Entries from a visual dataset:
•••••

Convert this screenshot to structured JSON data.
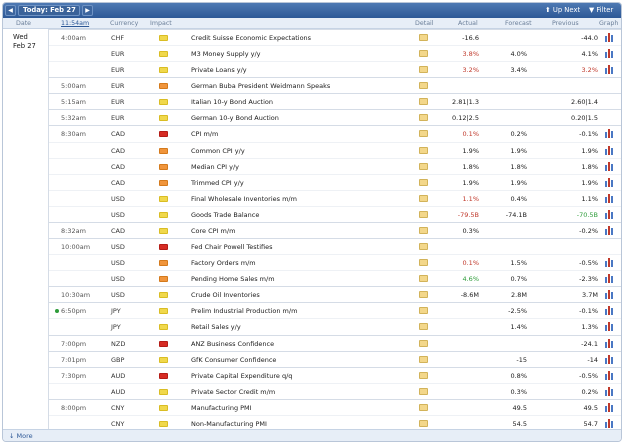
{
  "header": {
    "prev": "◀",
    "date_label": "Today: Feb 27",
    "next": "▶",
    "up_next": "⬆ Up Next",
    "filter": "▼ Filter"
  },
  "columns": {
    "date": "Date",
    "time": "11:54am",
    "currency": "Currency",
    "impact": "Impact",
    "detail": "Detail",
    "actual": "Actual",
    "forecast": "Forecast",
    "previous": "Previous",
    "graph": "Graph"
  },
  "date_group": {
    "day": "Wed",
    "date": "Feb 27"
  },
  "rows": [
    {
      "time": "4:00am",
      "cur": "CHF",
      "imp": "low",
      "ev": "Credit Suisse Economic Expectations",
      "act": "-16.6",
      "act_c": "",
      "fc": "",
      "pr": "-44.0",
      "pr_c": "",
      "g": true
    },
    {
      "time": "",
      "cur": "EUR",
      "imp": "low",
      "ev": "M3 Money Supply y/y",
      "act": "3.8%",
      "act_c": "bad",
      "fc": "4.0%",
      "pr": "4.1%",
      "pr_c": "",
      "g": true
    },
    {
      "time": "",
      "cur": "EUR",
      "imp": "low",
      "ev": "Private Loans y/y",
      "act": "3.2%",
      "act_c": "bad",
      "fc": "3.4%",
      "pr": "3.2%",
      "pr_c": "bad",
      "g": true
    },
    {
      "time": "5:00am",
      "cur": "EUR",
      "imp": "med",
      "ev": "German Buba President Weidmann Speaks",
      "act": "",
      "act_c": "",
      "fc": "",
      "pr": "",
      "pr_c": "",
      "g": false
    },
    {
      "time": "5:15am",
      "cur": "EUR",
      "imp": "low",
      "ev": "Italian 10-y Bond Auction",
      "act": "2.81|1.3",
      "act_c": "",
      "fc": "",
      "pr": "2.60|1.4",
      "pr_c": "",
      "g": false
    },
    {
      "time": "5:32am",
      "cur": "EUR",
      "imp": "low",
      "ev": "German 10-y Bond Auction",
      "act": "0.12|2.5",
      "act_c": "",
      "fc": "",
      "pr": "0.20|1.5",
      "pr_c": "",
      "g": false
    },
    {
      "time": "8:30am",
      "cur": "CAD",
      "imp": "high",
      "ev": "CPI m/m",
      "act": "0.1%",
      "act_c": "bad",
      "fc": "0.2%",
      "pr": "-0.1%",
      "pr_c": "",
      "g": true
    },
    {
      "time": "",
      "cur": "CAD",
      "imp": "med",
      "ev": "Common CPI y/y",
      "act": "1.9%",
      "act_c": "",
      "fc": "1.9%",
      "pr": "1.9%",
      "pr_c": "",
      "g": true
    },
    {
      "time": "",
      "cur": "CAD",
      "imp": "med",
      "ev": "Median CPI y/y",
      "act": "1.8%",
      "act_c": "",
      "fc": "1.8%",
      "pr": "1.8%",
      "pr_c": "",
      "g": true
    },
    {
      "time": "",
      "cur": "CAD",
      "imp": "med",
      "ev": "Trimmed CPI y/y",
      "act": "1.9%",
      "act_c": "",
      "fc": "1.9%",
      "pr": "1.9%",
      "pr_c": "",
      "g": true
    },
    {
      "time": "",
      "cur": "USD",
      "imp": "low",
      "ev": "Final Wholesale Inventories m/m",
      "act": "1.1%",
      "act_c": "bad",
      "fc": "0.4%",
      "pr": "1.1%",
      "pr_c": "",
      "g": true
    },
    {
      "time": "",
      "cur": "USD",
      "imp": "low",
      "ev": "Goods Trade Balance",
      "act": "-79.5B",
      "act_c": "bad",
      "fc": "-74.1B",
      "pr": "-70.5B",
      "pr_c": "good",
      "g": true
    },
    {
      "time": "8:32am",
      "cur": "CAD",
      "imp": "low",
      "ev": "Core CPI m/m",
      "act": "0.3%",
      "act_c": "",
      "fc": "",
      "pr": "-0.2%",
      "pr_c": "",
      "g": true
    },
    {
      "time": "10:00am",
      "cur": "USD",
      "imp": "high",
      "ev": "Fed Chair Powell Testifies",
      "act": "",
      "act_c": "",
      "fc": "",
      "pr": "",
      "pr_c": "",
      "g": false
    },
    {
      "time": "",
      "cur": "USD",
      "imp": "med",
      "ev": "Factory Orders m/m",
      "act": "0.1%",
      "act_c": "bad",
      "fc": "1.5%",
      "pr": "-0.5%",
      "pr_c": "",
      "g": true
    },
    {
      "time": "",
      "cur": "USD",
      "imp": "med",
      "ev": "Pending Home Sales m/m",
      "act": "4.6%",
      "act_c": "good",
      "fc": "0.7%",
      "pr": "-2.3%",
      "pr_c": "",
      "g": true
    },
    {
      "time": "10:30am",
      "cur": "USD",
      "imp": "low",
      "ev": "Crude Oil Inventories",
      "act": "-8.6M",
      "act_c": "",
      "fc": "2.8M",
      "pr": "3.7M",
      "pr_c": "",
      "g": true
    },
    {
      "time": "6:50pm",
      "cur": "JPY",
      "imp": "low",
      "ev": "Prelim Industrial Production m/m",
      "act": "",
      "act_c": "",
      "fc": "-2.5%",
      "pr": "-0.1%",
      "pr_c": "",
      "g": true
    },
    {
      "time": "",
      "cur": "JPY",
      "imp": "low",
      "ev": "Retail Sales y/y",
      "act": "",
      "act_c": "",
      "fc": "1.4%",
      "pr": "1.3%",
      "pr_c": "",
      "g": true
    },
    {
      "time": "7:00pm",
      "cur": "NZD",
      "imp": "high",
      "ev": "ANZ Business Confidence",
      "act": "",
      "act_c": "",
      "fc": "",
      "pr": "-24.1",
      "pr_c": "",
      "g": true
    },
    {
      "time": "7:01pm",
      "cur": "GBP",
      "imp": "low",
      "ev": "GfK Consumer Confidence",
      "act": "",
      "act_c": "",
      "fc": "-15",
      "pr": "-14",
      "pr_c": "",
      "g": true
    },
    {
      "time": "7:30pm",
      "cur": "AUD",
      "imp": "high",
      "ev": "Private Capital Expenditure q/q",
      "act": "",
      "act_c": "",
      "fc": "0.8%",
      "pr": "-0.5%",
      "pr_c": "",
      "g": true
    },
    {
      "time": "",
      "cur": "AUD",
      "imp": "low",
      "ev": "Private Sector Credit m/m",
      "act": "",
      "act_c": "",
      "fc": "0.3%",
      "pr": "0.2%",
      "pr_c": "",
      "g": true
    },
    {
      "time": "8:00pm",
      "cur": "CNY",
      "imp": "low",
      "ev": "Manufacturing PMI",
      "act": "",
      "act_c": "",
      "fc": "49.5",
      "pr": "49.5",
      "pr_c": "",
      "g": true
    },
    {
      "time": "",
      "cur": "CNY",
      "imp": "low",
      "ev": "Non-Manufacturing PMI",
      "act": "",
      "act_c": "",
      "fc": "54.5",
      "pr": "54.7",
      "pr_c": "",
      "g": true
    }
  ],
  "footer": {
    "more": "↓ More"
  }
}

•••••

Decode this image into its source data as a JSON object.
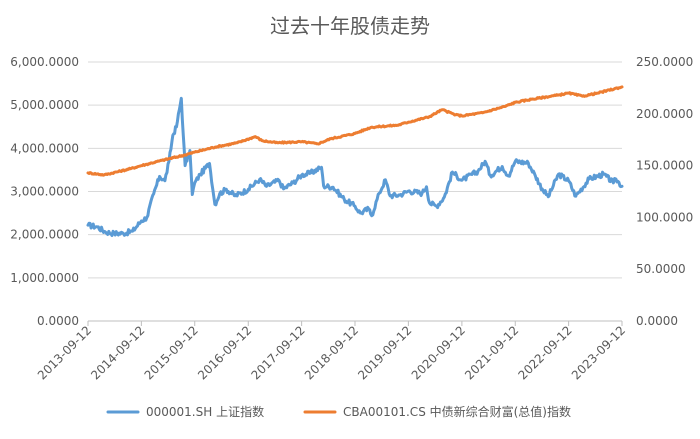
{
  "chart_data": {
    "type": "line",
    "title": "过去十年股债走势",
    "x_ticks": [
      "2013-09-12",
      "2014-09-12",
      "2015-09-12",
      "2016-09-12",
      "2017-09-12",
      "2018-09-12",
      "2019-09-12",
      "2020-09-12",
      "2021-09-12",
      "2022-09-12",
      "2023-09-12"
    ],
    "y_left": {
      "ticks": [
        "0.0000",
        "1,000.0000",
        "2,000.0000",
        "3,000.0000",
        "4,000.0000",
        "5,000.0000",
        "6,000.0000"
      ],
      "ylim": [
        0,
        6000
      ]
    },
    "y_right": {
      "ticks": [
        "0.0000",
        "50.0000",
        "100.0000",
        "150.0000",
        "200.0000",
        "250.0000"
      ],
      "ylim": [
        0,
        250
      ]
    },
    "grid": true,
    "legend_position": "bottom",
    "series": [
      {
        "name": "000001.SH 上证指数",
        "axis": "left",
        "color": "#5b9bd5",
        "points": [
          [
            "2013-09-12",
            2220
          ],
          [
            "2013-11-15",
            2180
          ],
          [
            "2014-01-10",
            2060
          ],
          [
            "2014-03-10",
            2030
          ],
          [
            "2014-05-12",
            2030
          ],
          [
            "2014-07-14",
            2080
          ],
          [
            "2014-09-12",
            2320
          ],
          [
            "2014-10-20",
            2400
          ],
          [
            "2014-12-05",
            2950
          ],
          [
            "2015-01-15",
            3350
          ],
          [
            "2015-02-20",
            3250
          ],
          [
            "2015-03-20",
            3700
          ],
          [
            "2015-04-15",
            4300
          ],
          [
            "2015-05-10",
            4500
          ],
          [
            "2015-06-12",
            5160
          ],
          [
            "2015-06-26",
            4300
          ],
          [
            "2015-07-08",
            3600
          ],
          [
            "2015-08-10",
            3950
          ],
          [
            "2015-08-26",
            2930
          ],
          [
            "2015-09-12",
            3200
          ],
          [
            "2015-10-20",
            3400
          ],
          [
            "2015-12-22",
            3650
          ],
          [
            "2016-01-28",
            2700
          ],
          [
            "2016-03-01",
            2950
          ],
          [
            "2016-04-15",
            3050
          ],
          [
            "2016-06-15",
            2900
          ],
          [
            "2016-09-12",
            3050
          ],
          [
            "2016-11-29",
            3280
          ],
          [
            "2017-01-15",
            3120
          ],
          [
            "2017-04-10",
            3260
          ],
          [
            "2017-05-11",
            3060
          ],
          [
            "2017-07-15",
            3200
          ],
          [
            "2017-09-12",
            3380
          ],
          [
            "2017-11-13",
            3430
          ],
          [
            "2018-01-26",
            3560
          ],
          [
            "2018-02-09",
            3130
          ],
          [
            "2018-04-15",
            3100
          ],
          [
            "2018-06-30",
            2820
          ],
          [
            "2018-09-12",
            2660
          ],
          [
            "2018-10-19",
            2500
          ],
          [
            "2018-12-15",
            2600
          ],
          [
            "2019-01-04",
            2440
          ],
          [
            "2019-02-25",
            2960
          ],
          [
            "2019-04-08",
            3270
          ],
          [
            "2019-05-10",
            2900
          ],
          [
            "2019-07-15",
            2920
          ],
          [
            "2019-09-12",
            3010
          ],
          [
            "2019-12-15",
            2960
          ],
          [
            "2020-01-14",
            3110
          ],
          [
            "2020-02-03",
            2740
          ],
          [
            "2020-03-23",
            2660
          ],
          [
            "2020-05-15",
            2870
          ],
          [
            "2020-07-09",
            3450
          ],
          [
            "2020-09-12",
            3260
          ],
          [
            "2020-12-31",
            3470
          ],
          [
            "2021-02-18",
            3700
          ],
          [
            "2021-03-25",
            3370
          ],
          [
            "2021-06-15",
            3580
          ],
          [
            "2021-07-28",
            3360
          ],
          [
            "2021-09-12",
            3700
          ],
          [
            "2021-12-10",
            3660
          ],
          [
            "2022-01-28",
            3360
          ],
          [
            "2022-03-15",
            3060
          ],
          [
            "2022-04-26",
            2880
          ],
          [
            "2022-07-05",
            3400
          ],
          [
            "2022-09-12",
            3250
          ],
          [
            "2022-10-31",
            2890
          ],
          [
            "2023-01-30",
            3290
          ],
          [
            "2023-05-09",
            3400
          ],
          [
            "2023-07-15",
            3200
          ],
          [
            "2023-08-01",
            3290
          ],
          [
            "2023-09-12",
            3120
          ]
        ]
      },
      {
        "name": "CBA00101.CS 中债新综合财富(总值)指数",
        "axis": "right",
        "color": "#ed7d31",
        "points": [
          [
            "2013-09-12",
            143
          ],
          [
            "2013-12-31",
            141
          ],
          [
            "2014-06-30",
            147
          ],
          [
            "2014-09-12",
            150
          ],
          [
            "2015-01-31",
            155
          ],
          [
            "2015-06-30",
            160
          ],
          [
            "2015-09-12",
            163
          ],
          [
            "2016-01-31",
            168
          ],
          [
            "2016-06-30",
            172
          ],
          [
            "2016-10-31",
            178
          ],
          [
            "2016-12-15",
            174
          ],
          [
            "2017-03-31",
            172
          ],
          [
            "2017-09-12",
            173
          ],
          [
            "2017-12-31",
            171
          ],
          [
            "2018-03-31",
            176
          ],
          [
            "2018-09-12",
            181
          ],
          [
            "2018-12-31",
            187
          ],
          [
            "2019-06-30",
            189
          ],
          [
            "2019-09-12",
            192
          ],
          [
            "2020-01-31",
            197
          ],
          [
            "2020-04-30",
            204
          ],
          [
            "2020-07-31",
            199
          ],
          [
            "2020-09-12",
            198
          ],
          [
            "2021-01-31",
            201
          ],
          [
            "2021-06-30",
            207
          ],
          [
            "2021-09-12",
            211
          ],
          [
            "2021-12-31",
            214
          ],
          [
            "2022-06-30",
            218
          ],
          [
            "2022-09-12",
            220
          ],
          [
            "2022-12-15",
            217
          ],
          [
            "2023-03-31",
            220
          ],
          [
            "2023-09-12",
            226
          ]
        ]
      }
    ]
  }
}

•••••

**Exercise aim**
Where a line in the entries holds the word "JSON", copy that line.

**Full output**
Convert this screenshot to structured JSON data.
Decode this image into its source data as a JSON object.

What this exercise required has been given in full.